TASK STATEMENT: Your task is to copy every line of the entries that contains "ylabel".
* * * *
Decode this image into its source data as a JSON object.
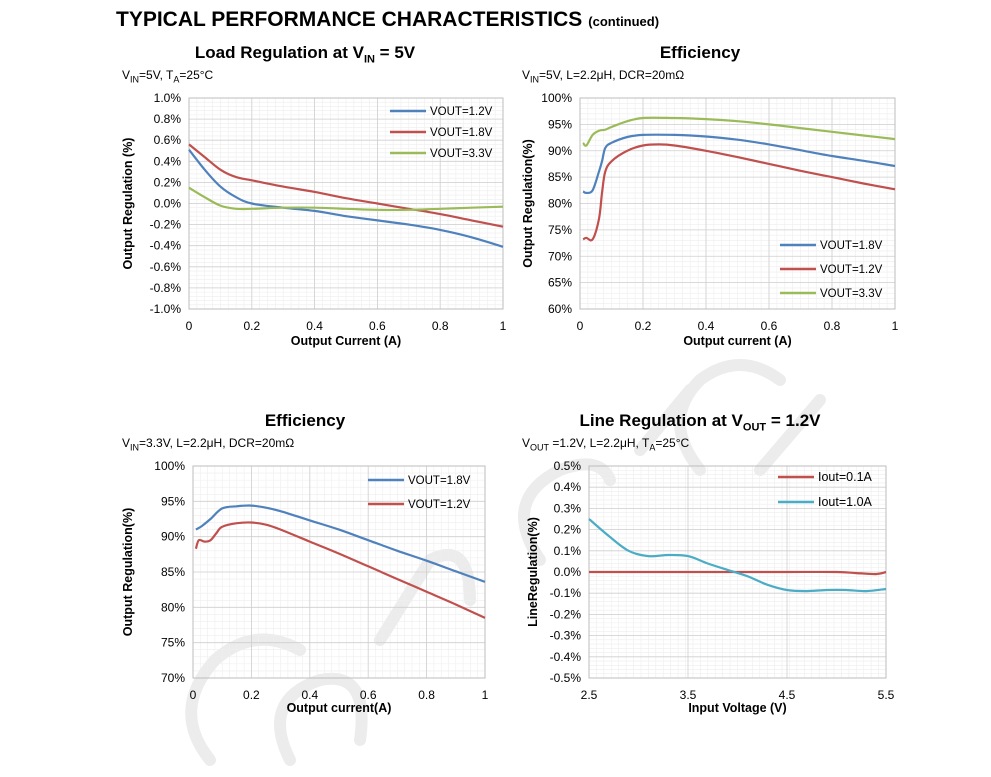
{
  "header": {
    "title": "TYPICAL PERFORMANCE CHARACTERISTICS",
    "subtitle": "(continued)"
  },
  "watermark": {
    "text": "COULD CHIC TECH",
    "color": "#e8e8e8"
  },
  "chart_data": [
    {
      "type": "line",
      "title": "Load Regulation at VIN = 5V",
      "title_parts": [
        "Load Regulation at V",
        "IN",
        " = 5V"
      ],
      "conditions": "VIN=5V, TA=25°C",
      "conditions_parts": [
        "V",
        "IN",
        "=5V, T",
        "A",
        "=25°C"
      ],
      "xlabel": "Output Current (A)",
      "ylabel": "Output Regulation (%)",
      "xlim": [
        0,
        1
      ],
      "ylim": [
        -1.0,
        1.0
      ],
      "xticks": [
        0,
        0.2,
        0.4,
        0.6,
        0.8,
        1
      ],
      "xtick_labels": [
        "0",
        "0.2",
        "0.4",
        "0.6",
        "0.8",
        "1"
      ],
      "yticks": [
        1.0,
        0.8,
        0.6,
        0.4,
        0.2,
        0.0,
        -0.2,
        -0.4,
        -0.6,
        -0.8,
        -1.0
      ],
      "ytick_labels": [
        "1.0%",
        "0.8%",
        "0.6%",
        "0.4%",
        "0.2%",
        "0.0%",
        "-0.2%",
        "-0.4%",
        "-0.6%",
        "-0.8%",
        "-1.0%"
      ],
      "legend_position": "top-right",
      "series": [
        {
          "name": "VOUT=1.2V",
          "color": "#4f81bd",
          "x": [
            0,
            0.05,
            0.1,
            0.15,
            0.2,
            0.3,
            0.4,
            0.5,
            0.6,
            0.7,
            0.8,
            0.9,
            1.0
          ],
          "y": [
            0.51,
            0.32,
            0.16,
            0.06,
            0.0,
            -0.04,
            -0.07,
            -0.12,
            -0.16,
            -0.2,
            -0.25,
            -0.32,
            -0.41
          ]
        },
        {
          "name": "VOUT=1.8V",
          "color": "#c0504d",
          "x": [
            0,
            0.05,
            0.1,
            0.15,
            0.2,
            0.3,
            0.4,
            0.5,
            0.6,
            0.7,
            0.8,
            0.9,
            1.0
          ],
          "y": [
            0.56,
            0.44,
            0.32,
            0.25,
            0.22,
            0.16,
            0.11,
            0.05,
            0.0,
            -0.05,
            -0.1,
            -0.16,
            -0.22
          ]
        },
        {
          "name": "VOUT=3.3V",
          "color": "#9bbb59",
          "x": [
            0,
            0.05,
            0.1,
            0.15,
            0.2,
            0.3,
            0.4,
            0.5,
            0.6,
            0.7,
            0.8,
            0.9,
            1.0
          ],
          "y": [
            0.15,
            0.06,
            -0.02,
            -0.05,
            -0.05,
            -0.04,
            -0.04,
            -0.05,
            -0.06,
            -0.06,
            -0.05,
            -0.04,
            -0.03
          ]
        }
      ]
    },
    {
      "type": "line",
      "title": "Efficiency",
      "title_parts": [
        "Efficiency",
        "",
        ""
      ],
      "conditions": "VIN=5V, L=2.2μH, DCR=20mΩ",
      "conditions_parts": [
        "V",
        "IN",
        "=5V, L=2.2μH, DCR=20mΩ",
        "",
        ""
      ],
      "xlabel": "Output current (A)",
      "ylabel": "Output Regulation(%)",
      "xlim": [
        0,
        1
      ],
      "ylim": [
        60,
        100
      ],
      "xticks": [
        0,
        0.2,
        0.4,
        0.6,
        0.8,
        1
      ],
      "xtick_labels": [
        "0",
        "0.2",
        "0.4",
        "0.6",
        "0.8",
        "1"
      ],
      "yticks": [
        100,
        95,
        90,
        85,
        80,
        75,
        70,
        65,
        60
      ],
      "ytick_labels": [
        "100%",
        "95%",
        "90%",
        "85%",
        "80%",
        "75%",
        "70%",
        "65%",
        "60%"
      ],
      "legend_position": "bottom-right",
      "series": [
        {
          "name": "VOUT=1.8V",
          "color": "#4f81bd",
          "x": [
            0.01,
            0.02,
            0.04,
            0.06,
            0.07,
            0.08,
            0.1,
            0.15,
            0.2,
            0.3,
            0.4,
            0.5,
            0.6,
            0.7,
            0.8,
            0.9,
            1.0
          ],
          "y": [
            82.3,
            82.0,
            82.5,
            86.0,
            88.0,
            90.5,
            91.5,
            92.6,
            93.0,
            93.0,
            92.7,
            92.1,
            91.2,
            90.1,
            89.0,
            88.1,
            87.1
          ]
        },
        {
          "name": "VOUT=1.2V",
          "color": "#c0504d",
          "x": [
            0.01,
            0.02,
            0.04,
            0.06,
            0.07,
            0.08,
            0.1,
            0.15,
            0.2,
            0.25,
            0.3,
            0.4,
            0.5,
            0.6,
            0.7,
            0.8,
            0.9,
            1.0
          ],
          "y": [
            73.2,
            73.5,
            73.2,
            77.0,
            82.0,
            86.0,
            88.0,
            90.0,
            91.0,
            91.2,
            91.0,
            90.0,
            88.8,
            87.5,
            86.2,
            85.0,
            83.8,
            82.7
          ]
        },
        {
          "name": "VOUT=3.3V",
          "color": "#9bbb59",
          "x": [
            0.01,
            0.02,
            0.04,
            0.06,
            0.08,
            0.1,
            0.15,
            0.2,
            0.3,
            0.4,
            0.5,
            0.6,
            0.7,
            0.8,
            0.9,
            1.0
          ],
          "y": [
            91.5,
            91.0,
            93.0,
            93.8,
            94.0,
            94.5,
            95.6,
            96.2,
            96.2,
            96.0,
            95.6,
            95.0,
            94.3,
            93.6,
            92.9,
            92.2
          ]
        }
      ]
    },
    {
      "type": "line",
      "title": "Efficiency",
      "title_parts": [
        "Efficiency",
        "",
        ""
      ],
      "conditions": "VIN=3.3V, L=2.2μH, DCR=20mΩ",
      "conditions_parts": [
        "V",
        "IN",
        "=3.3V, L=2.2μH, DCR=20mΩ",
        "",
        ""
      ],
      "xlabel": "Output current(A)",
      "ylabel": "Output Regulation(%)",
      "xlim": [
        0,
        1
      ],
      "ylim": [
        70,
        100
      ],
      "xticks": [
        0,
        0.2,
        0.4,
        0.6,
        0.8,
        1
      ],
      "xtick_labels": [
        "0",
        "0.2",
        "0.4",
        "0.6",
        "0.8",
        "1"
      ],
      "yticks": [
        100,
        95,
        90,
        85,
        80,
        75,
        70
      ],
      "ytick_labels": [
        "100%",
        "95%",
        "90%",
        "85%",
        "80%",
        "75%",
        "70%"
      ],
      "legend_position": "top-right",
      "series": [
        {
          "name": "VOUT=1.8V",
          "color": "#4f81bd",
          "x": [
            0.01,
            0.03,
            0.06,
            0.1,
            0.15,
            0.2,
            0.25,
            0.3,
            0.4,
            0.5,
            0.6,
            0.7,
            0.8,
            0.9,
            1.0
          ],
          "y": [
            91.0,
            91.5,
            92.5,
            94.0,
            94.3,
            94.4,
            94.1,
            93.6,
            92.3,
            91.0,
            89.5,
            88.0,
            86.6,
            85.1,
            83.6
          ]
        },
        {
          "name": "VOUT=1.2V",
          "color": "#c0504d",
          "x": [
            0.01,
            0.02,
            0.04,
            0.06,
            0.08,
            0.1,
            0.15,
            0.2,
            0.25,
            0.3,
            0.4,
            0.5,
            0.6,
            0.7,
            0.8,
            0.9,
            1.0
          ],
          "y": [
            88.3,
            89.5,
            89.3,
            89.5,
            90.5,
            91.4,
            91.9,
            92.0,
            91.7,
            91.0,
            89.3,
            87.6,
            85.8,
            84.0,
            82.2,
            80.4,
            78.5
          ]
        }
      ]
    },
    {
      "type": "line",
      "title": "Line Regulation at VOUT = 1.2V",
      "title_parts": [
        "Line Regulation at V",
        "OUT",
        " = 1.2V"
      ],
      "conditions": "VOUT =1.2V, L=2.2μH, TA=25°C",
      "conditions_parts": [
        "V",
        "OUT",
        " =1.2V, L=2.2μH, T",
        "A",
        "=25°C"
      ],
      "xlabel": "Input Voltage (V)",
      "ylabel": "LineRegulation(%)",
      "xlim": [
        2.5,
        5.5
      ],
      "ylim": [
        -0.5,
        0.5
      ],
      "xticks": [
        2.5,
        3.5,
        4.5,
        5.5
      ],
      "xtick_labels": [
        "2.5",
        "3.5",
        "4.5",
        "5.5"
      ],
      "yticks": [
        0.5,
        0.4,
        0.3,
        0.2,
        0.1,
        0.0,
        -0.1,
        -0.2,
        -0.3,
        -0.4,
        -0.5
      ],
      "ytick_labels": [
        "0.5%",
        "0.4%",
        "0.3%",
        "0.2%",
        "0.1%",
        "0.0%",
        "-0.1%",
        "-0.2%",
        "-0.3%",
        "-0.4%",
        "-0.5%"
      ],
      "legend_position": "top-right",
      "series": [
        {
          "name": "Iout=0.1A",
          "color": "#c0504d",
          "x": [
            2.5,
            3.0,
            3.5,
            4.0,
            4.5,
            5.0,
            5.2,
            5.4,
            5.5
          ],
          "y": [
            0.0,
            0.0,
            0.0,
            0.0,
            0.0,
            0.0,
            -0.005,
            -0.01,
            0.0
          ]
        },
        {
          "name": "Iout=1.0A",
          "color": "#4bacc6",
          "x": [
            2.5,
            2.7,
            2.9,
            3.1,
            3.3,
            3.5,
            3.7,
            3.9,
            4.1,
            4.3,
            4.5,
            4.7,
            4.9,
            5.1,
            5.3,
            5.5
          ],
          "y": [
            0.25,
            0.17,
            0.1,
            0.075,
            0.08,
            0.075,
            0.04,
            0.01,
            -0.02,
            -0.06,
            -0.085,
            -0.09,
            -0.085,
            -0.085,
            -0.09,
            -0.08
          ]
        }
      ]
    }
  ]
}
* * * *
THE OUTPUT:
      "ylabel": "Output Regulation (%)",
      "ylabel": "Output Regulation(%)",
      "ylabel": "Output Regulation(%)",
      "ylabel": "LineRegulation(%)",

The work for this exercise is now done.